(Dataset items)
__________________________________________________

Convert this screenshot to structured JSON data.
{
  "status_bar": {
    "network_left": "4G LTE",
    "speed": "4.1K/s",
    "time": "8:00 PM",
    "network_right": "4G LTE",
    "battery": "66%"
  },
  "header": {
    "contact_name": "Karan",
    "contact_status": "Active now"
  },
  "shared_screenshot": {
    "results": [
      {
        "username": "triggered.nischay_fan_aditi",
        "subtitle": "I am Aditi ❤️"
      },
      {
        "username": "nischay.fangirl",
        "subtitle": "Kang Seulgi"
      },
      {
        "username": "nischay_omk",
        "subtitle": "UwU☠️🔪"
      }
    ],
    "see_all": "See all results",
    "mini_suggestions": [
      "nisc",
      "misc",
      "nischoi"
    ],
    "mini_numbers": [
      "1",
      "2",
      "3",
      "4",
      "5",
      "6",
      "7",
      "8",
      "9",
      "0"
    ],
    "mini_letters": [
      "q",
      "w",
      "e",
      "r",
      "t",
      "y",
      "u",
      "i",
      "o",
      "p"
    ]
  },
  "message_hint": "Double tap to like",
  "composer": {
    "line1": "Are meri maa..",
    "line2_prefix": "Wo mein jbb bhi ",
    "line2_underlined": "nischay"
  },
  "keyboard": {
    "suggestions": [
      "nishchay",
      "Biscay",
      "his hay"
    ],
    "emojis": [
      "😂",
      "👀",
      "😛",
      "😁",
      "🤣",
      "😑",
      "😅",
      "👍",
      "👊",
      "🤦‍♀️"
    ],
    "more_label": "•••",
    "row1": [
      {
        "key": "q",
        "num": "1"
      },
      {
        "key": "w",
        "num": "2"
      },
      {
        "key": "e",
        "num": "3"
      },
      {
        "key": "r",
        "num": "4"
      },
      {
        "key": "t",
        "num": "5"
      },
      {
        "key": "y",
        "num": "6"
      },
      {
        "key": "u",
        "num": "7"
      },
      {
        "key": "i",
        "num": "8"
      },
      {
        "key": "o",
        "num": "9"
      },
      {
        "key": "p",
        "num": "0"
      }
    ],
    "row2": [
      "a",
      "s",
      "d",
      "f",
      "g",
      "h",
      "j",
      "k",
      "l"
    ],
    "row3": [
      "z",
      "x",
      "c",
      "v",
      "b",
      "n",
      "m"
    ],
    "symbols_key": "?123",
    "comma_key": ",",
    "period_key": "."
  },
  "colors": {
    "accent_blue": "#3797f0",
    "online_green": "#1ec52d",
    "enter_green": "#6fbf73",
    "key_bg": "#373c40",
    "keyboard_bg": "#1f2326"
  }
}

__________________________________________________

Direction — Pick out the lines above containing the word "subtitle", then copy them.

Task output —
        "subtitle": "I am Aditi ❤️"
        "subtitle": "Kang Seulgi"
        "subtitle": "UwU☠️🔪"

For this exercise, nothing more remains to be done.